• **REQUIRED TASK**:
Report, as a bare number, how many lines of the material below contain the word "embarrassed".

• **Some records**:
-- Begin --
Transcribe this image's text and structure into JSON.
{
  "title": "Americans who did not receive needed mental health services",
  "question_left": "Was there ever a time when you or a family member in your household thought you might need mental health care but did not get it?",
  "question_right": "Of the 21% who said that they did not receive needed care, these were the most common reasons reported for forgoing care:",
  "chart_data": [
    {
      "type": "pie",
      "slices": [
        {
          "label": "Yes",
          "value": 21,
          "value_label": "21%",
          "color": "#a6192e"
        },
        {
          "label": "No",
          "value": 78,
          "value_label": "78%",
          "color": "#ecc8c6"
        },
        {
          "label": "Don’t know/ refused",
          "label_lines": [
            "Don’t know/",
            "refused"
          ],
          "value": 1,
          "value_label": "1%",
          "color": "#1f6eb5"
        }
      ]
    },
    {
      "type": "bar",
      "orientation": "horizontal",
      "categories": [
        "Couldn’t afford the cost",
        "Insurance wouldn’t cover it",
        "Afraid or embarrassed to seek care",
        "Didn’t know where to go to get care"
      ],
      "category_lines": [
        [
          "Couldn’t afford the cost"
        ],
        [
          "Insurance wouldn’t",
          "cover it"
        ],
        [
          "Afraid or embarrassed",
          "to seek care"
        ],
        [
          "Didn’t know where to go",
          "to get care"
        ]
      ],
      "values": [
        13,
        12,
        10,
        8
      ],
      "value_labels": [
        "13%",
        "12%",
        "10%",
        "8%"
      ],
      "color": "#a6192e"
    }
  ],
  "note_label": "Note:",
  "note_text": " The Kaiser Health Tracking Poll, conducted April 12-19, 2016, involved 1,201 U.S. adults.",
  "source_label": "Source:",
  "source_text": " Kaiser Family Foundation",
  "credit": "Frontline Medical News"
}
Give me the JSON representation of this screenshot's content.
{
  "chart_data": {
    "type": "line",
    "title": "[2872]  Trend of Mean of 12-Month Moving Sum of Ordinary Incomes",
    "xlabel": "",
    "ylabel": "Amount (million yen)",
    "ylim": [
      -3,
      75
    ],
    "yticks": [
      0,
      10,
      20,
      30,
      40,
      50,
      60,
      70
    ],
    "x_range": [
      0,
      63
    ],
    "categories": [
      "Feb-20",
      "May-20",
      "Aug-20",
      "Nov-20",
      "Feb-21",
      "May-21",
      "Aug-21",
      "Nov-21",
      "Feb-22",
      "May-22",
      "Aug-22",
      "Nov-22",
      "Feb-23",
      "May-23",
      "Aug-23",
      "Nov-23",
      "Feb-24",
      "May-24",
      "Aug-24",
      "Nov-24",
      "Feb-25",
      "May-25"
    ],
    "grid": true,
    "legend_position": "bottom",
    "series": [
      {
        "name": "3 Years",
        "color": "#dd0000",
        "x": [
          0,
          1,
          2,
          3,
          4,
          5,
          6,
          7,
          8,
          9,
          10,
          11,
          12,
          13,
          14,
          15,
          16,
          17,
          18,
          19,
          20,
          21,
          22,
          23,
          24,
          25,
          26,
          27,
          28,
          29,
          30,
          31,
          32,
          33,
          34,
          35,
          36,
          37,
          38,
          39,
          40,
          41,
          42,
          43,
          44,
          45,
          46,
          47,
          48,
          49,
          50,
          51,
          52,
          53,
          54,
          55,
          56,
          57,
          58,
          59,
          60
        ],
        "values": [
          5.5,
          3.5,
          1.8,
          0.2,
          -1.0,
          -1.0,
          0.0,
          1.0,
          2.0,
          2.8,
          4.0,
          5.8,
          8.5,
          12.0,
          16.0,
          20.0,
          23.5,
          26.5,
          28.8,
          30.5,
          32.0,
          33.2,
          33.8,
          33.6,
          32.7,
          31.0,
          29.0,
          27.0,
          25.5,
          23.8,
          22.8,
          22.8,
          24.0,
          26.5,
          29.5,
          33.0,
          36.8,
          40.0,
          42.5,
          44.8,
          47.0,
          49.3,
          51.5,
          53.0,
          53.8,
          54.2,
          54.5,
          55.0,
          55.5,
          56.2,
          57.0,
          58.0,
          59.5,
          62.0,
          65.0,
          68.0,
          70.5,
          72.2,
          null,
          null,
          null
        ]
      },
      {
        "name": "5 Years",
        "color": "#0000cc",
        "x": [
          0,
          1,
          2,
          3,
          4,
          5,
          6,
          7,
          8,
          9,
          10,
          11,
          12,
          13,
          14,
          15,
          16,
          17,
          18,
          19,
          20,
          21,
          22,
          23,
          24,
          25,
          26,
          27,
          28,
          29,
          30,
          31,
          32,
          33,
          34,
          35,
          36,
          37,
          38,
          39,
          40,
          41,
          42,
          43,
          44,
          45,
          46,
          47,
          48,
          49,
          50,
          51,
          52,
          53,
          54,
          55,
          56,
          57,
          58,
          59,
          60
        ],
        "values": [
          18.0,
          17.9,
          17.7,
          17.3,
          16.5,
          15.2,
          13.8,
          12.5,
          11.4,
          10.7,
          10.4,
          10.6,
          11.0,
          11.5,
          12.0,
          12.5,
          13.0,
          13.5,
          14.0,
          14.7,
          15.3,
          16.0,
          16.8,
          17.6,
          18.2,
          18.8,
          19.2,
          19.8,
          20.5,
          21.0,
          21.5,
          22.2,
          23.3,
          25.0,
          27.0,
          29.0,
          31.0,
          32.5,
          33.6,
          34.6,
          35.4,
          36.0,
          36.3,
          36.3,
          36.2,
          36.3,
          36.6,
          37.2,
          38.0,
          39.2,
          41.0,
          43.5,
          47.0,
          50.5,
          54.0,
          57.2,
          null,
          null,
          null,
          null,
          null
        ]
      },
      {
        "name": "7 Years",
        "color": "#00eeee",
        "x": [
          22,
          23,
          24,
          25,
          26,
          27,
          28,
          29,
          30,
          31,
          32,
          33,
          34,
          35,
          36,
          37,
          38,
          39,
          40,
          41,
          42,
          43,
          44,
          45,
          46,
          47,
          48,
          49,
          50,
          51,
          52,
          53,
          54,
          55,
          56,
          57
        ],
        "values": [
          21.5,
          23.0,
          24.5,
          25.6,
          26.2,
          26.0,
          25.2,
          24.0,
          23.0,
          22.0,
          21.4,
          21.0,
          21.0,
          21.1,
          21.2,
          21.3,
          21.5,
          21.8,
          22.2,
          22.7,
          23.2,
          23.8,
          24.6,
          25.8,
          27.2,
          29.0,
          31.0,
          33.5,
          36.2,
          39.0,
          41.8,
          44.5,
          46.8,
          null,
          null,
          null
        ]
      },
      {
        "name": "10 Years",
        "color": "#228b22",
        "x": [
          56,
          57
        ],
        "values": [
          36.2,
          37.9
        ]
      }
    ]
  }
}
-- End --
• **ANSWER TO THE TASK**:
2